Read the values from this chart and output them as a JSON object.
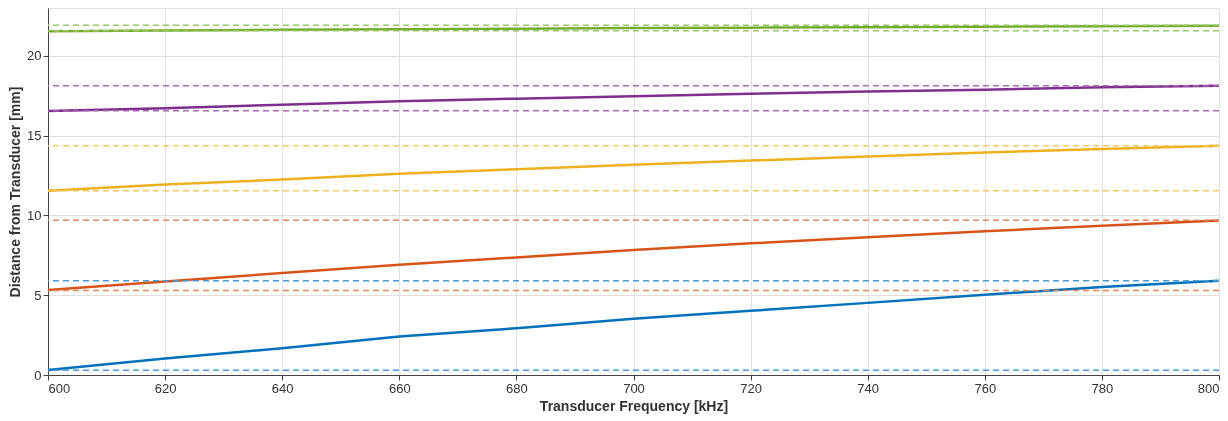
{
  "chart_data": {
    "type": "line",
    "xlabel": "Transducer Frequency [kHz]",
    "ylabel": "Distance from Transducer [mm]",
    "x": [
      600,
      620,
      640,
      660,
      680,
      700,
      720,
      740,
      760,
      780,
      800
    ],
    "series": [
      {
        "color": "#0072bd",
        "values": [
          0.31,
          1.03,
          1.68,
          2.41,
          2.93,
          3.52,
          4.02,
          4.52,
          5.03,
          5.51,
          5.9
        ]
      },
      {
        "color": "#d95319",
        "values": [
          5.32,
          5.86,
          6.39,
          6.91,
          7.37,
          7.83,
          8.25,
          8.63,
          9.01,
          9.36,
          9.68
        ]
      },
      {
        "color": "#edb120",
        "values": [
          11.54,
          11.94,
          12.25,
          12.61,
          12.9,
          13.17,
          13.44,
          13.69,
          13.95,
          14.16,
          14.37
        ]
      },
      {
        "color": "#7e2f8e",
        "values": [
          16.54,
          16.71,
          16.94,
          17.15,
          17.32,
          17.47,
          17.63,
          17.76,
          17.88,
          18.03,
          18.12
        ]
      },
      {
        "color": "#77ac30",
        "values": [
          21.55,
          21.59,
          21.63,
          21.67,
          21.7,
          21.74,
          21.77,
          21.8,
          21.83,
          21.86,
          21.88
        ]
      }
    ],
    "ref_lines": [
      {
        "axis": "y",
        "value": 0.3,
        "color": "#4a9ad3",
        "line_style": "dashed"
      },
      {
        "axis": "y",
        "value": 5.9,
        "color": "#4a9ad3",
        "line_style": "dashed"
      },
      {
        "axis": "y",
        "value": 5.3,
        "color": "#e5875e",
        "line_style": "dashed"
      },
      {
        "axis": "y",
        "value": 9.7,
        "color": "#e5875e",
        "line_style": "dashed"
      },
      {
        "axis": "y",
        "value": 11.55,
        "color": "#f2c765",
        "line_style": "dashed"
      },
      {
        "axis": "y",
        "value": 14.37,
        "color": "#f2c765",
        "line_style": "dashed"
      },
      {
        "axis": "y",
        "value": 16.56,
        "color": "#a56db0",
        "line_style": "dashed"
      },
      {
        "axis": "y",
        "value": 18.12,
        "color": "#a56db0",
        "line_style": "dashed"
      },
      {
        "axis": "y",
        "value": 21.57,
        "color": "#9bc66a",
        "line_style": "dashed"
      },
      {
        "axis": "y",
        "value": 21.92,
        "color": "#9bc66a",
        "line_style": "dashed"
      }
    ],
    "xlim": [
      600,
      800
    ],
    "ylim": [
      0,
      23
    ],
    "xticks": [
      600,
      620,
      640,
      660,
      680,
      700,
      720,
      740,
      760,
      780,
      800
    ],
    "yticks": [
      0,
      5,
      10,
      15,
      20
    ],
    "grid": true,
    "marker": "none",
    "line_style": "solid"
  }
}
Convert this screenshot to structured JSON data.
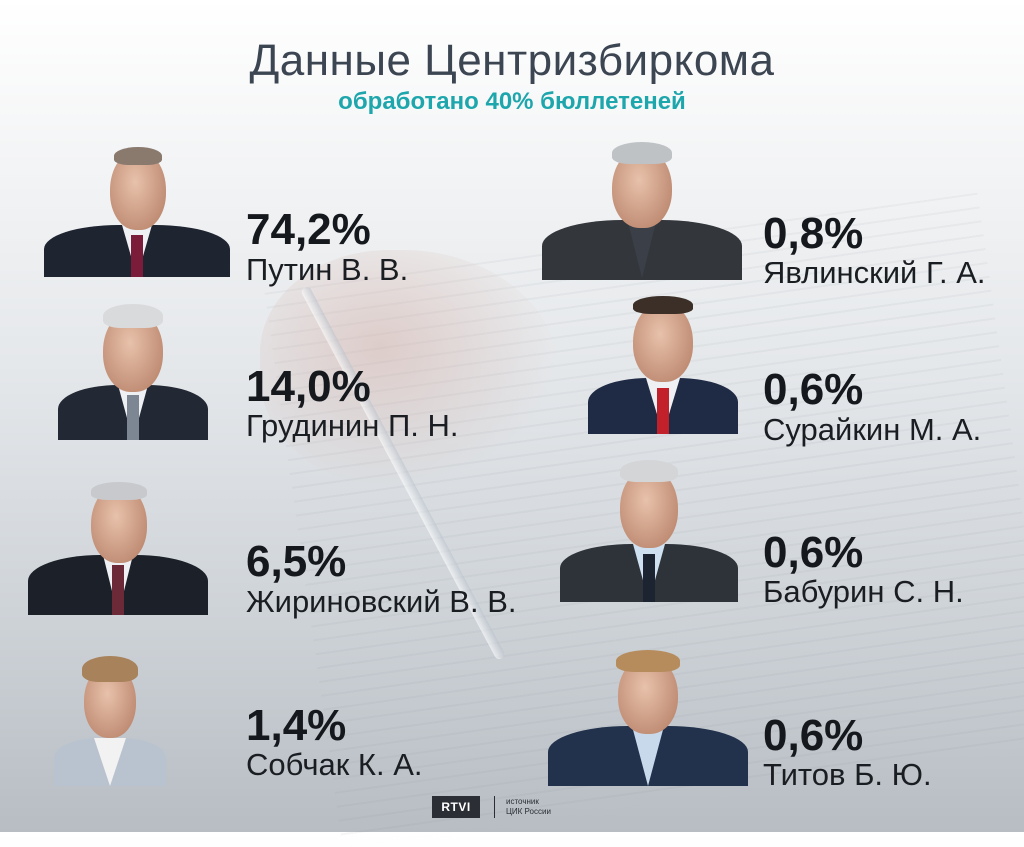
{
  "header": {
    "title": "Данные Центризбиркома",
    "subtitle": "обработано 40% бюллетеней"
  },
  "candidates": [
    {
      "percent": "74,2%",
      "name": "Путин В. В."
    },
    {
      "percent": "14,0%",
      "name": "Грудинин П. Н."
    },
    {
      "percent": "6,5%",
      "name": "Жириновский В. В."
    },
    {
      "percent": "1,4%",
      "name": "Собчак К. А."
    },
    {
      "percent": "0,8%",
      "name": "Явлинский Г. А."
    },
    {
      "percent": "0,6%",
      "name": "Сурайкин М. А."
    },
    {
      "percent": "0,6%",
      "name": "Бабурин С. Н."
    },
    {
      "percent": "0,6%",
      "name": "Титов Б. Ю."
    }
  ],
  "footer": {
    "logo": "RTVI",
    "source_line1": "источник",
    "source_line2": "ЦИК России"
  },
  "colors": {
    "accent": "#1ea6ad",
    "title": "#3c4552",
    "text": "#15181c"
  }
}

▶ [CHALLENGE] Write the full listing out again with every line unchanged, but include no pictures.

▶ [WRITTEN SOLUTION]
Read the values from this chart and output them as a JSON object.
{
  "chart_data": {
    "type": "line",
    "xlabel": "Transducer Frequency [kHz]",
    "ylabel": "Distance from Transducer [mm]",
    "x": [
      600,
      620,
      640,
      660,
      680,
      700,
      720,
      740,
      760,
      780,
      800
    ],
    "series": [
      {
        "color": "#0072bd",
        "values": [
          0.31,
          1.03,
          1.68,
          2.41,
          2.93,
          3.52,
          4.02,
          4.52,
          5.03,
          5.51,
          5.9
        ]
      },
      {
        "color": "#d95319",
        "values": [
          5.32,
          5.86,
          6.39,
          6.91,
          7.37,
          7.83,
          8.25,
          8.63,
          9.01,
          9.36,
          9.68
        ]
      },
      {
        "color": "#edb120",
        "values": [
          11.54,
          11.94,
          12.25,
          12.61,
          12.9,
          13.17,
          13.44,
          13.69,
          13.95,
          14.16,
          14.37
        ]
      },
      {
        "color": "#7e2f8e",
        "values": [
          16.54,
          16.71,
          16.94,
          17.15,
          17.32,
          17.47,
          17.63,
          17.76,
          17.88,
          18.03,
          18.12
        ]
      },
      {
        "color": "#77ac30",
        "values": [
          21.55,
          21.59,
          21.63,
          21.67,
          21.7,
          21.74,
          21.77,
          21.8,
          21.83,
          21.86,
          21.88
        ]
      }
    ],
    "ref_lines": [
      {
        "axis": "y",
        "value": 0.3,
        "color": "#4a9ad3",
        "line_style": "dashed"
      },
      {
        "axis": "y",
        "value": 5.9,
        "color": "#4a9ad3",
        "line_style": "dashed"
      },
      {
        "axis": "y",
        "value": 5.3,
        "color": "#e5875e",
        "line_style": "dashed"
      },
      {
        "axis": "y",
        "value": 9.7,
        "color": "#e5875e",
        "line_style": "dashed"
      },
      {
        "axis": "y",
        "value": 11.55,
        "color": "#f2c765",
        "line_style": "dashed"
      },
      {
        "axis": "y",
        "value": 14.37,
        "color": "#f2c765",
        "line_style": "dashed"
      },
      {
        "axis": "y",
        "value": 16.56,
        "color": "#a56db0",
        "line_style": "dashed"
      },
      {
        "axis": "y",
        "value": 18.12,
        "color": "#a56db0",
        "line_style": "dashed"
      },
      {
        "axis": "y",
        "value": 21.57,
        "color": "#9bc66a",
        "line_style": "dashed"
      },
      {
        "axis": "y",
        "value": 21.92,
        "color": "#9bc66a",
        "line_style": "dashed"
      }
    ],
    "xlim": [
      600,
      800
    ],
    "ylim": [
      0,
      23
    ],
    "xticks": [
      600,
      620,
      640,
      660,
      680,
      700,
      720,
      740,
      760,
      780,
      800
    ],
    "yticks": [
      0,
      5,
      10,
      15,
      20
    ],
    "grid": true,
    "marker": "none",
    "line_style": "solid"
  }
}
Convert this screenshot to structured JSON data.
{
  "header": {
    "title": "Данные Центризбиркома",
    "subtitle": "обработано 40% бюллетеней"
  },
  "candidates": [
    {
      "percent": "74,2%",
      "name": "Путин В. В."
    },
    {
      "percent": "14,0%",
      "name": "Грудинин П. Н."
    },
    {
      "percent": "6,5%",
      "name": "Жириновский В. В."
    },
    {
      "percent": "1,4%",
      "name": "Собчак К. А."
    },
    {
      "percent": "0,8%",
      "name": "Явлинский Г. А."
    },
    {
      "percent": "0,6%",
      "name": "Сурайкин М. А."
    },
    {
      "percent": "0,6%",
      "name": "Бабурин С. Н."
    },
    {
      "percent": "0,6%",
      "name": "Титов Б. Ю."
    }
  ],
  "footer": {
    "logo": "RTVI",
    "source_line1": "источник",
    "source_line2": "ЦИК России"
  },
  "colors": {
    "accent": "#1ea6ad",
    "title": "#3c4552",
    "text": "#15181c"
  }
}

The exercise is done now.